*What you will do*:
Reply with nothing except the number of lines that contain the word "seed".

>>>

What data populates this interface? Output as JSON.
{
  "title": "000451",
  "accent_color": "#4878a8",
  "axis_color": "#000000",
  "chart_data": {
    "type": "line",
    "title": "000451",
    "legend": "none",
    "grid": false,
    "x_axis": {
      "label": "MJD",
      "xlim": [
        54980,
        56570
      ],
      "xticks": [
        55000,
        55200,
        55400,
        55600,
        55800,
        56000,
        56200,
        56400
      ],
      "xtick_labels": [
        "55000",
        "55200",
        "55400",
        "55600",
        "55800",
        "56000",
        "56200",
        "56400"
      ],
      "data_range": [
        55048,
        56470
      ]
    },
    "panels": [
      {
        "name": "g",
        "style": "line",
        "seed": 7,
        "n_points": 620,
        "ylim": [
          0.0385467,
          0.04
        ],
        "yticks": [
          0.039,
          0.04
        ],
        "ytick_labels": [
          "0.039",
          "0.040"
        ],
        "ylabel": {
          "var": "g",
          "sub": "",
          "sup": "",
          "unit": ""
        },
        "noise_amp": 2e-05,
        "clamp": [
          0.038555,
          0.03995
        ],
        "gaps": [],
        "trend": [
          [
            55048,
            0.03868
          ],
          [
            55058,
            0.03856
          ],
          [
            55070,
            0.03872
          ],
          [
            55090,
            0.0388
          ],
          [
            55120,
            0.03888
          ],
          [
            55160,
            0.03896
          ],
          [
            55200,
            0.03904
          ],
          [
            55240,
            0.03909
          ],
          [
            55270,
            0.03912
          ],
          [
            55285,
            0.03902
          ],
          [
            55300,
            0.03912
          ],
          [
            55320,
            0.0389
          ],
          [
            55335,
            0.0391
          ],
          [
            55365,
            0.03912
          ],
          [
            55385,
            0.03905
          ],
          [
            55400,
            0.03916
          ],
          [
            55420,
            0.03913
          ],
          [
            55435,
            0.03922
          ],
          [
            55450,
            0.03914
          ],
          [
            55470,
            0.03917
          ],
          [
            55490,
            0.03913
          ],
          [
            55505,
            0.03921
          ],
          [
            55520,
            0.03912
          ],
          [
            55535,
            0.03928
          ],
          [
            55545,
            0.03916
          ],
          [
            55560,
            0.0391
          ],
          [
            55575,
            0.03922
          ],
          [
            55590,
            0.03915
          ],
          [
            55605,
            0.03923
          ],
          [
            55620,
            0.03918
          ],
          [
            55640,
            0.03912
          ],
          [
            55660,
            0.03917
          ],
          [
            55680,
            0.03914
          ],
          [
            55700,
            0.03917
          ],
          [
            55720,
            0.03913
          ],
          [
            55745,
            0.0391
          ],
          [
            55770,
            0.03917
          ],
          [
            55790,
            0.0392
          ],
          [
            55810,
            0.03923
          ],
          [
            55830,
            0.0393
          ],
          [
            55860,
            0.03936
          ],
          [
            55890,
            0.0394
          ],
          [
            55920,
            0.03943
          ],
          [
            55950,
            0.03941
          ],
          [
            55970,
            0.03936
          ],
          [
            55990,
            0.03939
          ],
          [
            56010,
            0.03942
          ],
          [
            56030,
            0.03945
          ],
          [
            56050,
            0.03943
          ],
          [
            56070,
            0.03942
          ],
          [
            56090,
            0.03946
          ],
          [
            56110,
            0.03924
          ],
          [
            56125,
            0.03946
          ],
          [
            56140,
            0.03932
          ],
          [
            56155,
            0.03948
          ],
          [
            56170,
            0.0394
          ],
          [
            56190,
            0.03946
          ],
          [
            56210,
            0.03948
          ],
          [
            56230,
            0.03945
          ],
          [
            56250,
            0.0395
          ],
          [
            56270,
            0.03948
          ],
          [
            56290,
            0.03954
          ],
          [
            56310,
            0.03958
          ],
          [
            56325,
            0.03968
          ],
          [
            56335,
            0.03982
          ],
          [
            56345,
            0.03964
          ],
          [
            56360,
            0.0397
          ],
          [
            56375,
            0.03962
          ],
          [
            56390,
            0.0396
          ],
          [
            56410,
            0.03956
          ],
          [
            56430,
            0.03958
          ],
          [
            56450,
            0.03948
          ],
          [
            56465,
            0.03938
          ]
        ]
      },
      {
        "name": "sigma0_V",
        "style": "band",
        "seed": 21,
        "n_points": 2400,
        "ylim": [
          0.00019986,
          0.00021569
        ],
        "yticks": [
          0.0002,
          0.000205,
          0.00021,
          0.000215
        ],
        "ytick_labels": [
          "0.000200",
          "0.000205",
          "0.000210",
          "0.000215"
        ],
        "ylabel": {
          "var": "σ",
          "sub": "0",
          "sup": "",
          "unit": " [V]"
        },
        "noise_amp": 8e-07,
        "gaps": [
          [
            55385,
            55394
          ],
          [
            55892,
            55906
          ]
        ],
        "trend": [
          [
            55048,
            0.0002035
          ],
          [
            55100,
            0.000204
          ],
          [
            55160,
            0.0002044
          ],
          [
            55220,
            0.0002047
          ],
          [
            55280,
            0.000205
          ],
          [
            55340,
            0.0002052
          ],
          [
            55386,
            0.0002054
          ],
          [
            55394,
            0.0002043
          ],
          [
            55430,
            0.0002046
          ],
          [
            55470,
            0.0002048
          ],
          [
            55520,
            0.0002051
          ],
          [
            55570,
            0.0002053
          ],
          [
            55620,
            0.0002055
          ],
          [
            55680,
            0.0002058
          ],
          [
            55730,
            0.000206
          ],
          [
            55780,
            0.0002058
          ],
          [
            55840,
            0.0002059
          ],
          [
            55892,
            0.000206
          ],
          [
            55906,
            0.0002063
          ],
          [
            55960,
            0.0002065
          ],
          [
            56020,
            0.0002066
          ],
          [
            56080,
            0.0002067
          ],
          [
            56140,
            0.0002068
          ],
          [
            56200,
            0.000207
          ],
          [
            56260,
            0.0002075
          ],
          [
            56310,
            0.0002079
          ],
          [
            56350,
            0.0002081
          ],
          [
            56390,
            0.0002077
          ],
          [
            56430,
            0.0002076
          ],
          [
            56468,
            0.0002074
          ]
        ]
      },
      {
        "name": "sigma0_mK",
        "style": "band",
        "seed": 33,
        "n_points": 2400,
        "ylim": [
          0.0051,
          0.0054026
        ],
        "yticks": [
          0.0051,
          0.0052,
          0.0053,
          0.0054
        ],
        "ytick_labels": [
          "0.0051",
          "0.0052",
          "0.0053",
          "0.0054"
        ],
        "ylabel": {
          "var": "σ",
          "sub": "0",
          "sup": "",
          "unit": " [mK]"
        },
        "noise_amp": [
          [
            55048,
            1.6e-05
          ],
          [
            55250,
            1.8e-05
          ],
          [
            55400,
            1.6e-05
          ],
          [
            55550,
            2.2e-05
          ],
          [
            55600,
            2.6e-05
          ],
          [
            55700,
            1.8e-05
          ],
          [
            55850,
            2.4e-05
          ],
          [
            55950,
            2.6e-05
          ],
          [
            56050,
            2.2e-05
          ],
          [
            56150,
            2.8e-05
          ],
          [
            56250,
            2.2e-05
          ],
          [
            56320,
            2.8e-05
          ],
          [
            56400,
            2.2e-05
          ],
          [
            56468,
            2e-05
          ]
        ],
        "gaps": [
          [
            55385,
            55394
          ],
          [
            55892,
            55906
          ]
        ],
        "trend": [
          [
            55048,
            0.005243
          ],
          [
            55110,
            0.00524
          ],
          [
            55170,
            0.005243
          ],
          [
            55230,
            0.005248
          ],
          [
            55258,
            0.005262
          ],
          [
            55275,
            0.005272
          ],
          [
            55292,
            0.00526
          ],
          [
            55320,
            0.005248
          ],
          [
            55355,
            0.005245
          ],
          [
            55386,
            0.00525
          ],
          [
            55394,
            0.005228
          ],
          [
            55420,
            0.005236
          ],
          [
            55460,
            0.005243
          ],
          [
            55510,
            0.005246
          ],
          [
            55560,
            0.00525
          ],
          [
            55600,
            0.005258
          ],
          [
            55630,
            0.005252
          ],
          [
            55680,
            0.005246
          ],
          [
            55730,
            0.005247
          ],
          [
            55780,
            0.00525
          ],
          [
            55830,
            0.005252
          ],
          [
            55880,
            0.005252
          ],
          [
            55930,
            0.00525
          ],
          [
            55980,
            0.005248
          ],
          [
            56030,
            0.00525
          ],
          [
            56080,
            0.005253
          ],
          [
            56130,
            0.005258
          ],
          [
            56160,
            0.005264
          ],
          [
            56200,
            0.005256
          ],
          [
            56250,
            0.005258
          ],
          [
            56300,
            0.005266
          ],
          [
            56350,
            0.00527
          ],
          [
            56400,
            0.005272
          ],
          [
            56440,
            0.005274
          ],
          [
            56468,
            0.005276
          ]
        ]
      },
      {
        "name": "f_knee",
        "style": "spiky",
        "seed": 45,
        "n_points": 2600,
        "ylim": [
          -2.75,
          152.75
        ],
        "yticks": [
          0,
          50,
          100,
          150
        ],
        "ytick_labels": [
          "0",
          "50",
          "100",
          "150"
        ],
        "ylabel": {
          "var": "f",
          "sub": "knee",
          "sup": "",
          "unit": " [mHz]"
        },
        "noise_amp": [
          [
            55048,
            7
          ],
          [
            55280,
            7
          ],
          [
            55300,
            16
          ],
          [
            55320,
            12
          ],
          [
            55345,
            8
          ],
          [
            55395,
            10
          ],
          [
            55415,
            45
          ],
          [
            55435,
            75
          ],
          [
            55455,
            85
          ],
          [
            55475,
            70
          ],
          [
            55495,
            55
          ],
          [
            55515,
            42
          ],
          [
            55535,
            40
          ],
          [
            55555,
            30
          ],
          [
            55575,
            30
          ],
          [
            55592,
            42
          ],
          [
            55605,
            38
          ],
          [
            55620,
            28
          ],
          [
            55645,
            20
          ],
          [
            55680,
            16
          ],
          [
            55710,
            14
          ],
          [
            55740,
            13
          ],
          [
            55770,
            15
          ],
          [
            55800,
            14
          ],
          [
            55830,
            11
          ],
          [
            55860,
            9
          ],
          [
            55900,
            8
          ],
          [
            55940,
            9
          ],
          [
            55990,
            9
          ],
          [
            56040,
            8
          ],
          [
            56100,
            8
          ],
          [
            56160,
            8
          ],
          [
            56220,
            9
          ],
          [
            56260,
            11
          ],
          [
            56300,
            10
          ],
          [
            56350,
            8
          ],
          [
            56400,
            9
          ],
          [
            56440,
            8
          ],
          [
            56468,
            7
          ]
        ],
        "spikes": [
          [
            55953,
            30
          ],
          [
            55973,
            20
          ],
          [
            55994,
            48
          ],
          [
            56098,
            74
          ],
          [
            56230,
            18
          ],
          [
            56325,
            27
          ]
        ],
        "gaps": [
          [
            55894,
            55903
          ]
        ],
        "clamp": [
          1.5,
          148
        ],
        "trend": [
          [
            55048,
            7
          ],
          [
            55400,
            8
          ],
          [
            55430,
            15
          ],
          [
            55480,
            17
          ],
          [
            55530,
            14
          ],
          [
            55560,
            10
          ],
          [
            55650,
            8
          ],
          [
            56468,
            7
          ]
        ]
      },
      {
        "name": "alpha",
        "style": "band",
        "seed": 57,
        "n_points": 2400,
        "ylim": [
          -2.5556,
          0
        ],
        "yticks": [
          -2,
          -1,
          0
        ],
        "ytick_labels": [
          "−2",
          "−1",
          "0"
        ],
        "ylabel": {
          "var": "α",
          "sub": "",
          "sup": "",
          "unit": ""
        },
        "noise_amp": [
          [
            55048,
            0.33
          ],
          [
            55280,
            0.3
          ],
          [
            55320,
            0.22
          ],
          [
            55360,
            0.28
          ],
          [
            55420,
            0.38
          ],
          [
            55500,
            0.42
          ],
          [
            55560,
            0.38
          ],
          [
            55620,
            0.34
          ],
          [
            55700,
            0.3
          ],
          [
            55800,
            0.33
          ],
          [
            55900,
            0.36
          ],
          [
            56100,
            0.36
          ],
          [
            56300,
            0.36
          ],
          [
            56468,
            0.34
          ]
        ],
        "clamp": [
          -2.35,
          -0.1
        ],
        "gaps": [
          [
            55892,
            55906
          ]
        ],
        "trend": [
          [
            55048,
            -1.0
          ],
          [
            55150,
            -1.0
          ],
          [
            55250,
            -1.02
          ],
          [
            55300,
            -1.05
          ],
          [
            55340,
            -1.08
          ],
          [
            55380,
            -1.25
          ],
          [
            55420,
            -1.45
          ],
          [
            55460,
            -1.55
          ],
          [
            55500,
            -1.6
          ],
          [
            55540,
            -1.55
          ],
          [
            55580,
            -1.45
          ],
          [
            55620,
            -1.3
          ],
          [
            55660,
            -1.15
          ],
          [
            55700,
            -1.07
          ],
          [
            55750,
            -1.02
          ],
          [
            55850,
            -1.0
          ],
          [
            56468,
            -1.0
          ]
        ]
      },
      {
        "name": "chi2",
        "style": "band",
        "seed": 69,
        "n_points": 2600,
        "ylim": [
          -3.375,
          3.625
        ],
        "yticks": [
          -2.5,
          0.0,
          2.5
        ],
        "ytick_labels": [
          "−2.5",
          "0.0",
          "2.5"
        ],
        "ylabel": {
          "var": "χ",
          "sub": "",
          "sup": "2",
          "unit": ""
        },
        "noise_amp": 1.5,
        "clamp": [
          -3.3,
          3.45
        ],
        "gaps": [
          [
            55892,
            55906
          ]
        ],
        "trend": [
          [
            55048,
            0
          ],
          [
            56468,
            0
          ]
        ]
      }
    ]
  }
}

<<<

*The result*:
6